[Stored records]
** start **

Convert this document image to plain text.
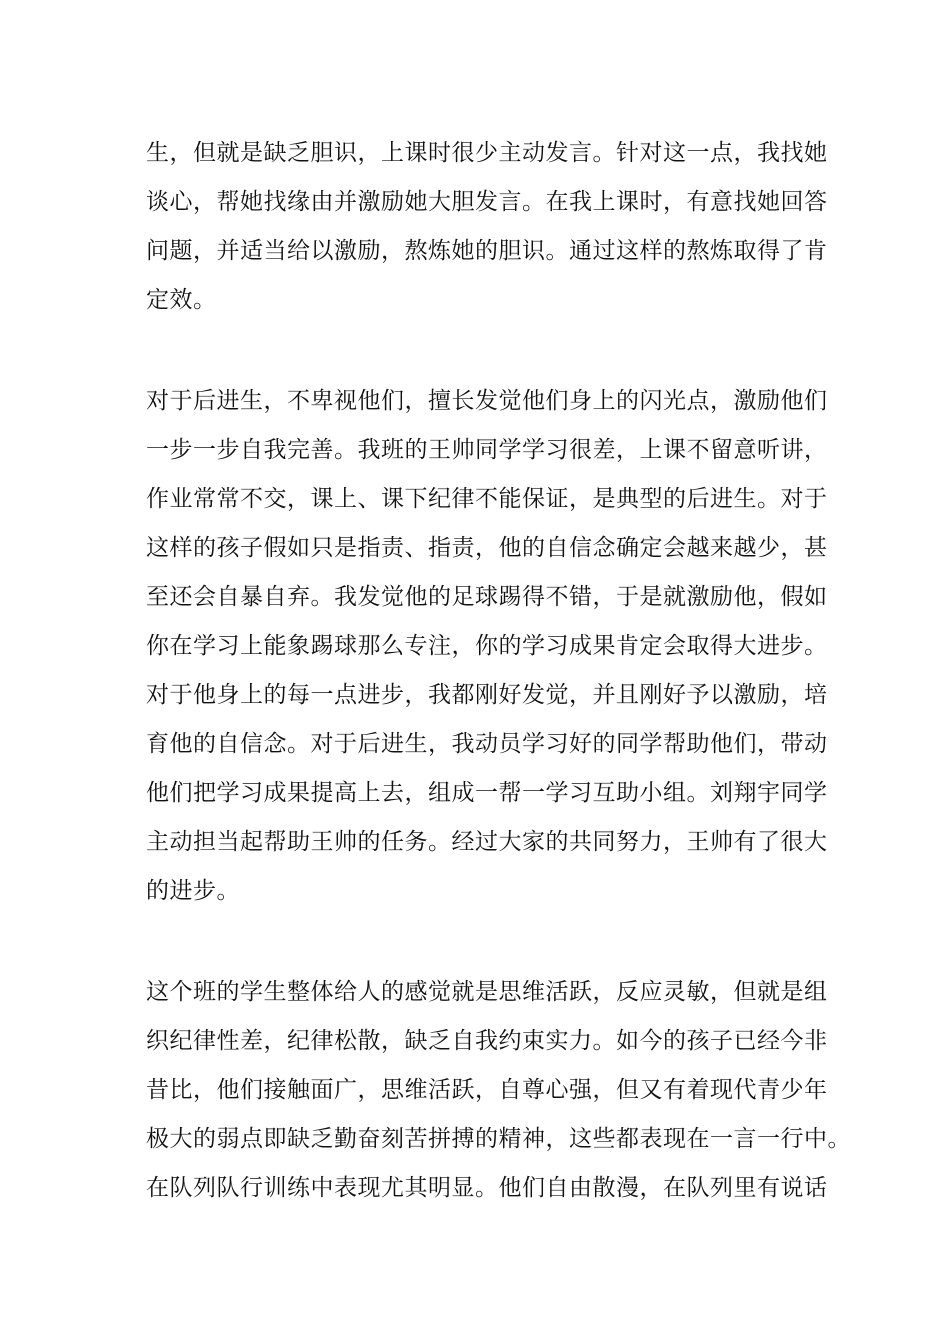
生，但就是缺乏胆识，上课时很少主动发言。针对这一点，我找她
谈心，帮她找缘由并激励她大胆发言。在我上课时，有意找她回答
问题，并适当给以激励，熬炼她的胆识。通过这样的熬炼取得了肯
定效。
对于后进生，不卑视他们，擅长发觉他们身上的闪光点，激励他们
一步一步自我完善。我班的王帅同学学习很差，上课不留意听讲，
作业常常不交，课上、课下纪律不能保证，是典型的后进生。对于
这样的孩子假如只是指责、指责，他的自信念确定会越来越少，甚
至还会自暴自弃。我发觉他的足球踢得不错，于是就激励他，假如
你在学习上能象踢球那么专注，你的学习成果肯定会取得大进步。
对于他身上的每一点进步，我都刚好发觉，并且刚好予以激励，培
育他的自信念。对于后进生，我动员学习好的同学帮助他们，带动
他们把学习成果提高上去，组成一帮一学习互助小组。刘翔宇同学
主动担当起帮助王帅的任务。经过大家的共同努力，王帅有了很大
的进步。
这个班的学生整体给人的感觉就是思维活跃，反应灵敏，但就是组
织纪律性差，纪律松散，缺乏自我约束实力。如今的孩子已经今非
昔比，他们接触面广，思维活跃，自尊心强，但又有着现代青少年
极大的弱点即缺乏勤奋刻苦拼搏的精神，这些都表现在一言一行中。
在队列队行训练中表现尤其明显。他们自由散漫，在队列里有说话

** end **

■ **OBJECTIVE**: Find the lines holding "对于后进生" and list every one.

■ **PROBLEM SOLUTION**:
对于后进生，不卑视他们，擅长发觉他们身上的闪光点，激励他们
育他的自信念。对于后进生，我动员学习好的同学帮助他们，带动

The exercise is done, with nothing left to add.